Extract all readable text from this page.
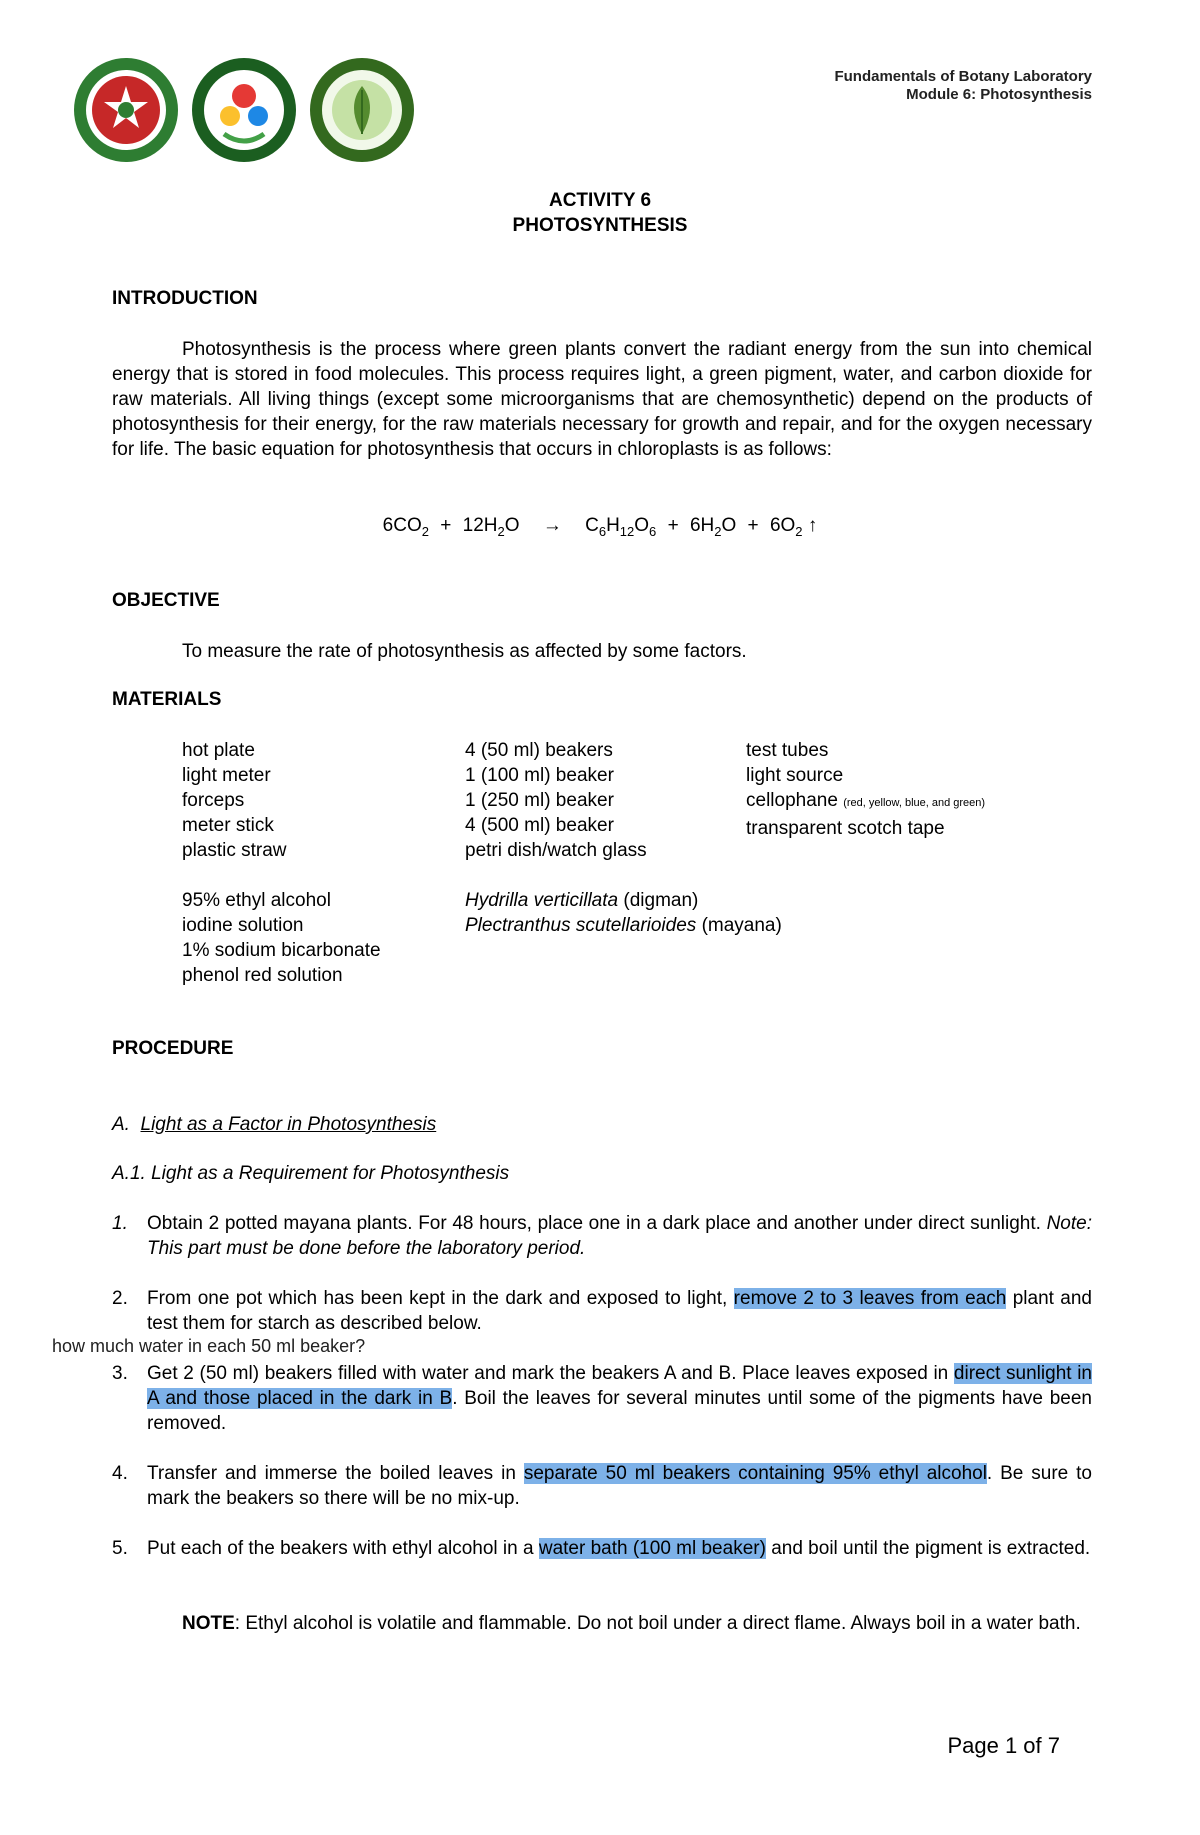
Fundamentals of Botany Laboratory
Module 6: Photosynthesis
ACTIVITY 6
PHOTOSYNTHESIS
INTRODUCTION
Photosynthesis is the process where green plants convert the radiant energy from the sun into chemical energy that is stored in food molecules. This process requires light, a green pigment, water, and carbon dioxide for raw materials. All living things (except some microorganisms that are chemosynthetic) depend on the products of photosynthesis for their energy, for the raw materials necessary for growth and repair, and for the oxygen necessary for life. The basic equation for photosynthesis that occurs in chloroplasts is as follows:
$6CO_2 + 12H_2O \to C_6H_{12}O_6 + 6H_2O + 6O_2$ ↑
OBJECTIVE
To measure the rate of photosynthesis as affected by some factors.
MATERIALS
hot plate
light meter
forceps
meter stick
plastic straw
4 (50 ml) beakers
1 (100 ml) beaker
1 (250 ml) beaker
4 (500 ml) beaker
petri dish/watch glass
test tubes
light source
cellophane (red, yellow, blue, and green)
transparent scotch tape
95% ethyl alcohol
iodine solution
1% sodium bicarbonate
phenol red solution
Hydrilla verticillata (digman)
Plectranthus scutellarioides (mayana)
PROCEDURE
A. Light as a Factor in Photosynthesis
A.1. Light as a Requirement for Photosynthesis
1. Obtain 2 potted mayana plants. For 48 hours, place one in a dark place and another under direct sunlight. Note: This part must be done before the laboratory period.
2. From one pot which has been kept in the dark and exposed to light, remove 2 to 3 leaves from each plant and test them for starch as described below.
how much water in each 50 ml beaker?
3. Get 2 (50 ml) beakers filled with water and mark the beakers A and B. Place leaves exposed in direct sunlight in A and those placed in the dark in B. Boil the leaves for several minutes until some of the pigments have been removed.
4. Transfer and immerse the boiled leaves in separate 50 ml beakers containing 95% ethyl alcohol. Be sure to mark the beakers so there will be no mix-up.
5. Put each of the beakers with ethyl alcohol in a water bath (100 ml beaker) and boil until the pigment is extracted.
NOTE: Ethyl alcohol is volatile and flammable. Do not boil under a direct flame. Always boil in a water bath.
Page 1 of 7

-- The problem --
Without the pictures, return the entries exactly as they appear.

-- Solution to the exercise --
Extract all readable text from this page.
Fundamentals of Botany Laboratory
Module 6: Photosynthesis
ACTIVITY 6
PHOTOSYNTHESIS
INTRODUCTION
Photosynthesis is the process where green plants convert the radiant energy from the sun into chemical energy that is stored in food molecules. This process requires light, a green pigment, water, and carbon dioxide for raw materials. All living things (except some microorganisms that are chemosynthetic) depend on the products of photosynthesis for their energy, for the raw materials necessary for growth and repair, and for the oxygen necessary for life. The basic equation for photosynthesis that occurs in chloroplasts is as follows:
$6CO_2 + 12H_2O \to C_6H_{12}O_6 + 6H_2O + 6O_2$ ↑
OBJECTIVE
To measure the rate of photosynthesis as affected by some factors.
MATERIALS
hot plate
light meter
forceps
meter stick
plastic straw
4 (50 ml) beakers
1 (100 ml) beaker
1 (250 ml) beaker
4 (500 ml) beaker
petri dish/watch glass
test tubes
light source
cellophane (red, yellow, blue, and green)
transparent scotch tape
95% ethyl alcohol
iodine solution
1% sodium bicarbonate
phenol red solution
Hydrilla verticillata (digman)
Plectranthus scutellarioides (mayana)
PROCEDURE
A. Light as a Factor in Photosynthesis
A.1. Light as a Requirement for Photosynthesis
1. Obtain 2 potted mayana plants. For 48 hours, place one in a dark place and another under direct sunlight. Note: This part must be done before the laboratory period.
2. From one pot which has been kept in the dark and exposed to light, remove 2 to 3 leaves from each plant and test them for starch as described below.
how much water in each 50 ml beaker?
3. Get 2 (50 ml) beakers filled with water and mark the beakers A and B. Place leaves exposed in direct sunlight in A and those placed in the dark in B. Boil the leaves for several minutes until some of the pigments have been removed.
4. Transfer and immerse the boiled leaves in separate 50 ml beakers containing 95% ethyl alcohol. Be sure to mark the beakers so there will be no mix-up.
5. Put each of the beakers with ethyl alcohol in a water bath (100 ml beaker) and boil until the pigment is extracted.
NOTE: Ethyl alcohol is volatile and flammable. Do not boil under a direct flame. Always boil in a water bath.
Page 1 of 7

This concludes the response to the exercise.